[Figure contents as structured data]
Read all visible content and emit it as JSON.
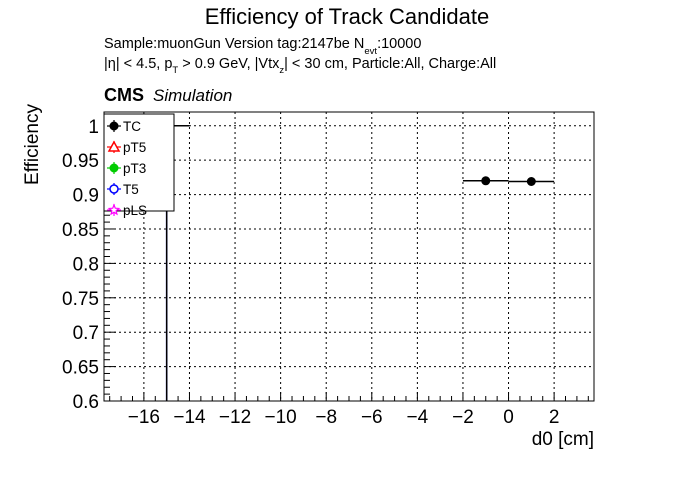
{
  "chart_data": {
    "type": "scatter",
    "title": "Efficiency of Track Candidate",
    "subtitle_line1": {
      "prefix": "Sample:muonGun   Version tag:2147be  N",
      "sub": "evt",
      "suffix": ":10000"
    },
    "subtitle_line2": {
      "seg1": "|η| < 4.5, p",
      "sub1": "T",
      "seg2": " > 0.9 GeV, |Vtx",
      "sub2": "z",
      "seg3": "| < 30 cm, Particle:All, Charge:All"
    },
    "cms_label": "CMS",
    "cms_sublabel": "Simulation",
    "xlabel": "d0 [cm]",
    "ylabel": "Efficiency",
    "xlim": [
      -17.75,
      3.75
    ],
    "ylim": [
      0.6,
      1.02
    ],
    "xticks": [
      -16,
      -14,
      -12,
      -10,
      -8,
      -6,
      -4,
      -2,
      0,
      2
    ],
    "xtick_labels": [
      "−16",
      "−14",
      "−12",
      "−10",
      "−8",
      "−6",
      "−4",
      "−2",
      "0",
      "2"
    ],
    "yticks": [
      0.6,
      0.65,
      0.7,
      0.75,
      0.8,
      0.85,
      0.9,
      0.95,
      1.0
    ],
    "ytick_labels": [
      "0.6",
      "0.65",
      "0.7",
      "0.75",
      "0.8",
      "0.85",
      "0.9",
      "0.95",
      "1"
    ],
    "grid": true,
    "legend_position": "top-left",
    "series": [
      {
        "name": "TC",
        "color": "#000000",
        "marker": "filled-circle",
        "points": [
          {
            "x": -15.0,
            "y": 1.0,
            "xerr": 1.0,
            "yerr_low": 0.9,
            "yerr_high": 0.0
          },
          {
            "x": -1.0,
            "y": 0.92,
            "xerr": 1.0,
            "yerr_low": 0.0,
            "yerr_high": 0.0
          },
          {
            "x": 1.0,
            "y": 0.919,
            "xerr": 1.0,
            "yerr_low": 0.0,
            "yerr_high": 0.0
          }
        ]
      },
      {
        "name": "pT5",
        "color": "#ff0000",
        "marker": "open-triangle",
        "points": []
      },
      {
        "name": "pT3",
        "color": "#00cc00",
        "marker": "filled-circle",
        "points": []
      },
      {
        "name": "T5",
        "color": "#0000ff",
        "marker": "open-circle",
        "points": [
          {
            "x": -15.0,
            "y": 1.0,
            "xerr": 1.0,
            "yerr_low": 0.9,
            "yerr_high": 0.0
          }
        ]
      },
      {
        "name": "pLS",
        "color": "#ff00ff",
        "marker": "open-star",
        "points": []
      }
    ]
  }
}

[PROBLEM DETAILS]: Scan the listing above. Gather each line that contains the word "name".

[THE OUTPUT]:
        "name": "TC",
        "name": "pT5",
        "name": "pT3",
        "name": "T5",
        "name": "pLS",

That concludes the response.